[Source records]
━━━━━━

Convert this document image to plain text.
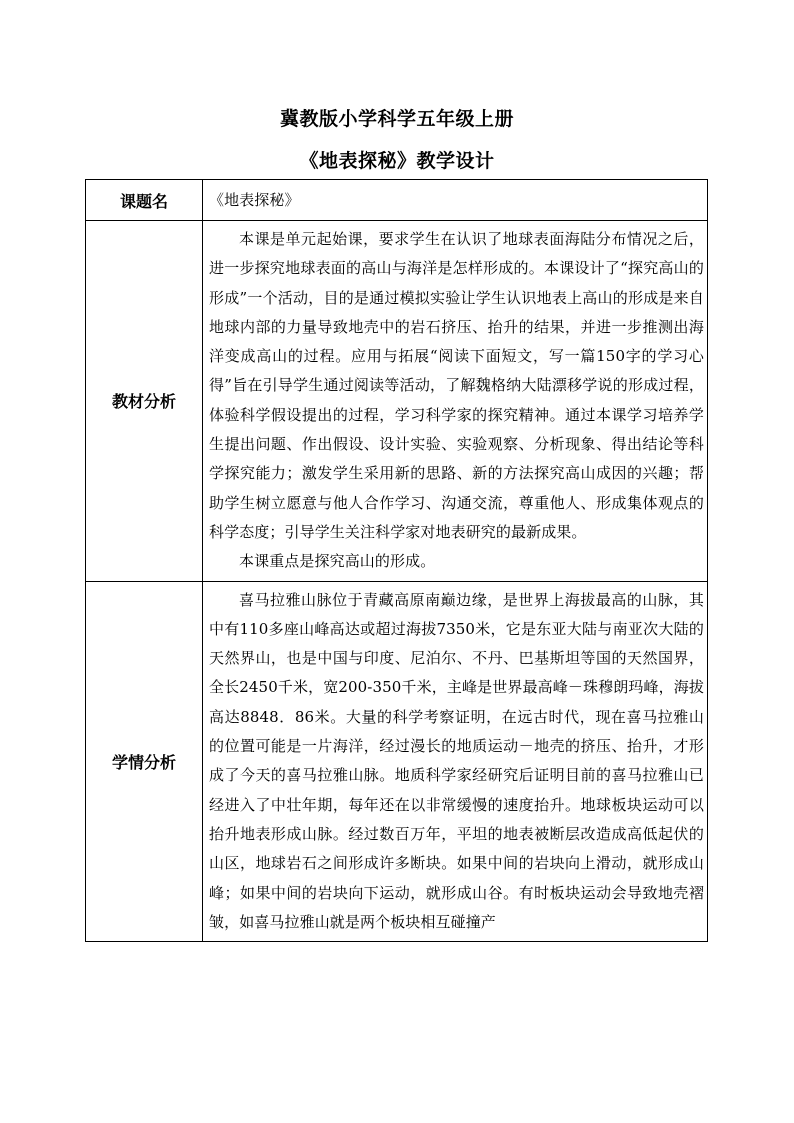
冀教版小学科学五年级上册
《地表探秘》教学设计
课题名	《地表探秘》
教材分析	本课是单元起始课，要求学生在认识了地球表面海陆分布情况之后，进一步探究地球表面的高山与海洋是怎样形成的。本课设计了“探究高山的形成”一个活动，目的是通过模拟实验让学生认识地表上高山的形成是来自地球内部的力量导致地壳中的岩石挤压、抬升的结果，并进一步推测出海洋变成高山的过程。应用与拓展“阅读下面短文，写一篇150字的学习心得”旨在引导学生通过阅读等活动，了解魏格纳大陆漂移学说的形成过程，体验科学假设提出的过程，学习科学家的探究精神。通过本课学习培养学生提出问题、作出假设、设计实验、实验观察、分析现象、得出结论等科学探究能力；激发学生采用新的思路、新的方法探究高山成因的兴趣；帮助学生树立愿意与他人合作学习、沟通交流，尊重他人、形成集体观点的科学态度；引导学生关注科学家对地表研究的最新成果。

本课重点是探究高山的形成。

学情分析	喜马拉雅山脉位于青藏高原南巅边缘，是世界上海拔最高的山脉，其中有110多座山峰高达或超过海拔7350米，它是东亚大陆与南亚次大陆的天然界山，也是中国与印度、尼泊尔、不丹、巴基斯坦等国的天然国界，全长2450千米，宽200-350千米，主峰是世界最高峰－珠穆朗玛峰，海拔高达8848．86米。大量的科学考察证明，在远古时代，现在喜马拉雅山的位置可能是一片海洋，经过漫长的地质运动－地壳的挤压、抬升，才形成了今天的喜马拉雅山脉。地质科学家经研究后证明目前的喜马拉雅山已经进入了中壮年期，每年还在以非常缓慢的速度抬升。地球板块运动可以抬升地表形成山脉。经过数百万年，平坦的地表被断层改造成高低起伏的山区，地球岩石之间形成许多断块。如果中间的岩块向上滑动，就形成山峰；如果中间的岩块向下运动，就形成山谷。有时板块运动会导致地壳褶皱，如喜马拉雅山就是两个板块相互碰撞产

━━━━━━

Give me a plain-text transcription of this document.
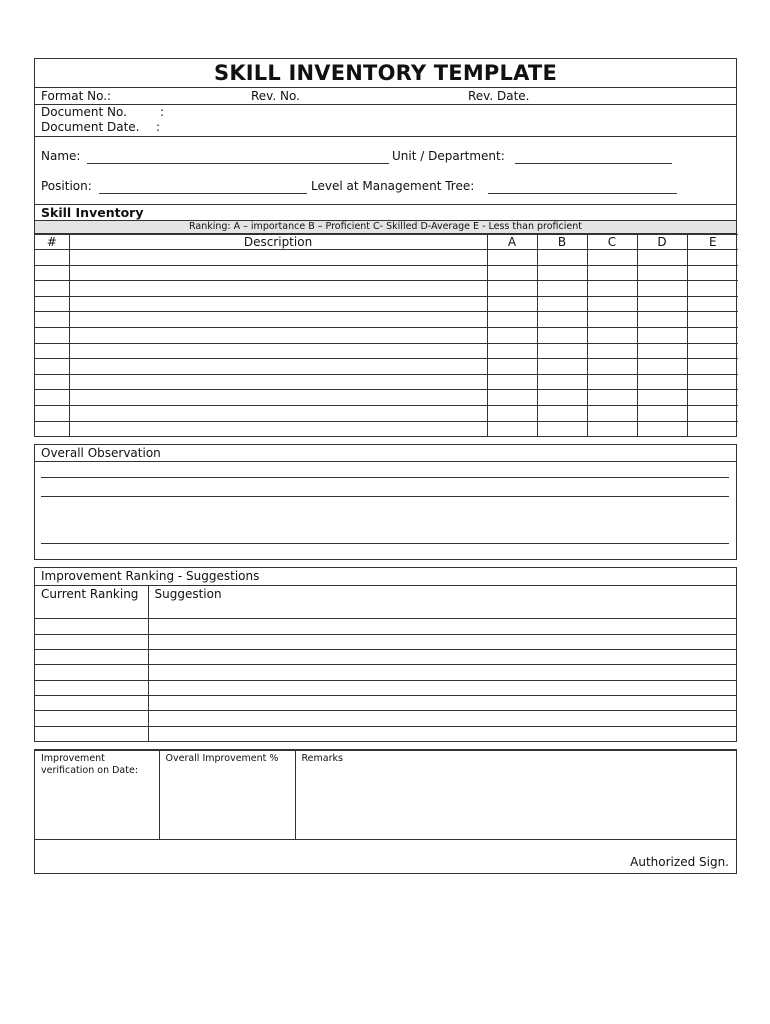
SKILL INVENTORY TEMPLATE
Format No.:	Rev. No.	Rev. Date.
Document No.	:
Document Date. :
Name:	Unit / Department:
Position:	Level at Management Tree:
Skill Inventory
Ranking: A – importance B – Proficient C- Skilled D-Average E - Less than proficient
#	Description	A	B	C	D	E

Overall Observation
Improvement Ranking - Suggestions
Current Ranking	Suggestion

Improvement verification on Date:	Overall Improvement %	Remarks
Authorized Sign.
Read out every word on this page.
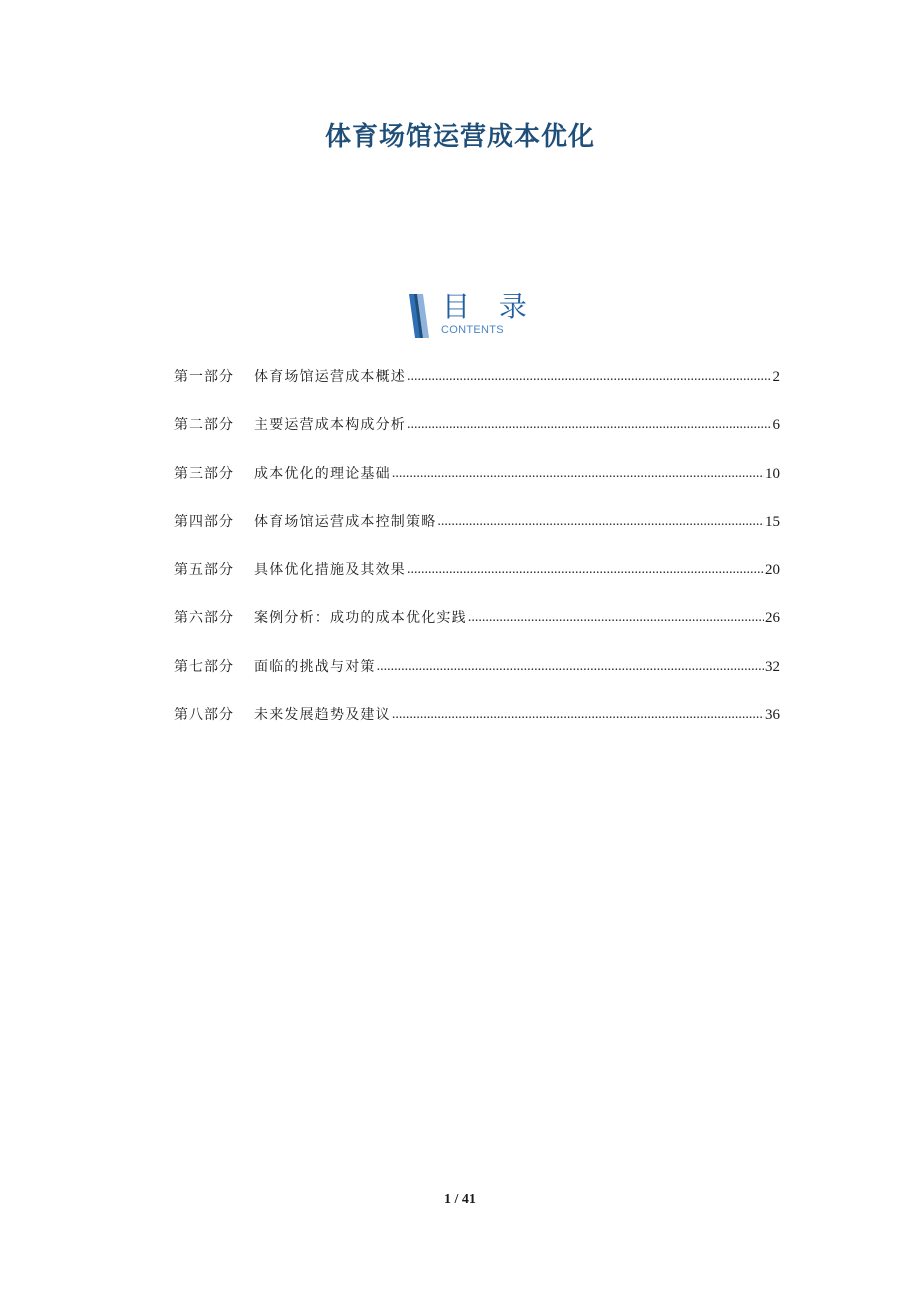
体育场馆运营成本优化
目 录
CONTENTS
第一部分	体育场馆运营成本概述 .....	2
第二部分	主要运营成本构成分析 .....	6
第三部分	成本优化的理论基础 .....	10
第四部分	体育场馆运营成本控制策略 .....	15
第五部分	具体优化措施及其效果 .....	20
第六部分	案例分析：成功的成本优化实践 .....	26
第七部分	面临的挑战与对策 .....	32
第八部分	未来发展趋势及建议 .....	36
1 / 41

━━━━━━

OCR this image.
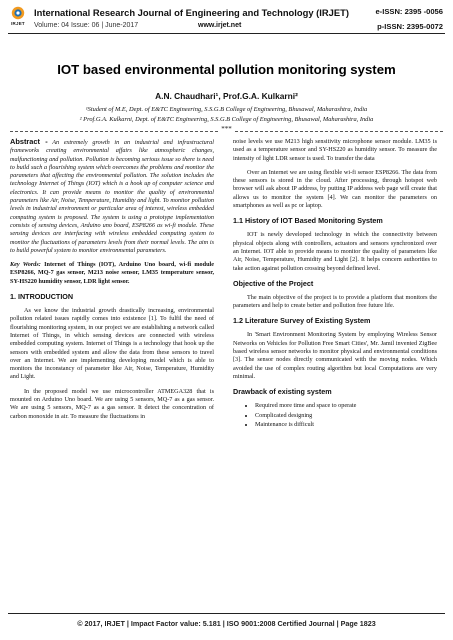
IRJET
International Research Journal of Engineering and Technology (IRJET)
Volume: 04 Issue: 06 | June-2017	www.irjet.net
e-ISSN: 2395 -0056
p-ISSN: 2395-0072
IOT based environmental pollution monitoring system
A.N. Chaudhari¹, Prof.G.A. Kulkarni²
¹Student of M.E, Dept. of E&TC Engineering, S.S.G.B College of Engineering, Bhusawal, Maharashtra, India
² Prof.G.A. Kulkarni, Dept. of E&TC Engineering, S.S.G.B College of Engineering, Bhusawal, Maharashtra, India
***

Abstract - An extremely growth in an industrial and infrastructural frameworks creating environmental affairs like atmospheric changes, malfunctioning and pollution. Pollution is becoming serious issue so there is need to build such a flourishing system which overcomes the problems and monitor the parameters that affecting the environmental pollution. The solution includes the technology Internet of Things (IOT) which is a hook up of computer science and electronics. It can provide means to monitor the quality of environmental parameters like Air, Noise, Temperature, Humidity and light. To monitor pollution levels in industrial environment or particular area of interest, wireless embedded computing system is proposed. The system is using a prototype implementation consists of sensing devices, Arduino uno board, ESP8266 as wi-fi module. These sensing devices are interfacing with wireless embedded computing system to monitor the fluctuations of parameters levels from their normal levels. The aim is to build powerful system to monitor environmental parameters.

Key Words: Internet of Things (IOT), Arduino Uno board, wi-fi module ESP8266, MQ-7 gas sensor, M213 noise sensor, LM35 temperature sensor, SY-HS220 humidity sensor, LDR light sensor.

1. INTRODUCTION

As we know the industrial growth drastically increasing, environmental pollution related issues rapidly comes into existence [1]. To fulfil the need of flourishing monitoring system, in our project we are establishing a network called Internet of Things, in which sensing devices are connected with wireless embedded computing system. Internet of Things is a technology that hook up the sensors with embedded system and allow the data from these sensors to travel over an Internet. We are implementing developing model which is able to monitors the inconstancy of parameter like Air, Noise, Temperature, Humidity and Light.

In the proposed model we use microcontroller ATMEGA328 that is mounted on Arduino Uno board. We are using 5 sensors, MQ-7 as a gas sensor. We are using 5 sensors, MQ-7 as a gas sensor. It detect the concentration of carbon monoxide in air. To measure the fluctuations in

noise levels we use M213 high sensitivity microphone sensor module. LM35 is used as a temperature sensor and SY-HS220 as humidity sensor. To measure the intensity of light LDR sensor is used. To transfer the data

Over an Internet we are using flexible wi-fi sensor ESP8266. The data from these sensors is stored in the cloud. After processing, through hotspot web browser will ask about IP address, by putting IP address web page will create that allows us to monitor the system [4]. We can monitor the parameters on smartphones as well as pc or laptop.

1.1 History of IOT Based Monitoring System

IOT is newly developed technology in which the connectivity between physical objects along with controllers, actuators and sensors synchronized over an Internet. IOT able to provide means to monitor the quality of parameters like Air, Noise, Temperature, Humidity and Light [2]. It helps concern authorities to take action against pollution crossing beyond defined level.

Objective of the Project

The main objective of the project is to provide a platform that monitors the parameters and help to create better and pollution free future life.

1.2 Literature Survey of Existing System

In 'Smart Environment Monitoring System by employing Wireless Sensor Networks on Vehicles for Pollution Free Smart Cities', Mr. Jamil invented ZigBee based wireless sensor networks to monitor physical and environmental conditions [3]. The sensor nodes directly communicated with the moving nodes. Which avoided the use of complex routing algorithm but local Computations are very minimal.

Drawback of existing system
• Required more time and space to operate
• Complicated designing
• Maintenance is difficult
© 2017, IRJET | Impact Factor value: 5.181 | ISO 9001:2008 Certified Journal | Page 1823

━━━━━━

Copy all lines in the listing above where the string "embedded" appears.

Abstract - An extremely growth in an industrial and infrastructural frameworks creating environmental affairs like atmospheric changes, malfunctioning and pollution. Pollution is becoming serious issue so there is need to build such a flourishing system which overcomes the problems and monitor the parameters that affecting the environmental pollution. The solution includes the technology Internet of Things (IOT) which is a hook up of computer science and electronics. It can provide means to monitor the quality of environmental parameters like Air, Noise, Temperature, Humidity and light. To monitor pollution levels in industrial environment or particular area of interest, wireless embedded computing system is proposed. The system is using a prototype implementation consists of sensing devices, Arduino uno board, ESP8266 as wi-fi module. These sensing devices are interfacing with wireless embedded computing system to monitor the fluctuations of parameters levels from their normal levels. The aim is to build powerful system to monitor environmental parameters.
As we know the industrial growth drastically increasing, environmental pollution related issues rapidly comes into existence [1]. To fulfil the need of flourishing monitoring system, in our project we are establishing a network called Internet of Things, in which sensing devices are connected with wireless embedded computing system. Internet of Things is a technology that hook up the sensors with embedded system and allow the data from these sensors to travel over an Internet. We are implementing developing model which is able to monitors the inconstancy of parameter like Air, Noise, Temperature, Humidity and Light.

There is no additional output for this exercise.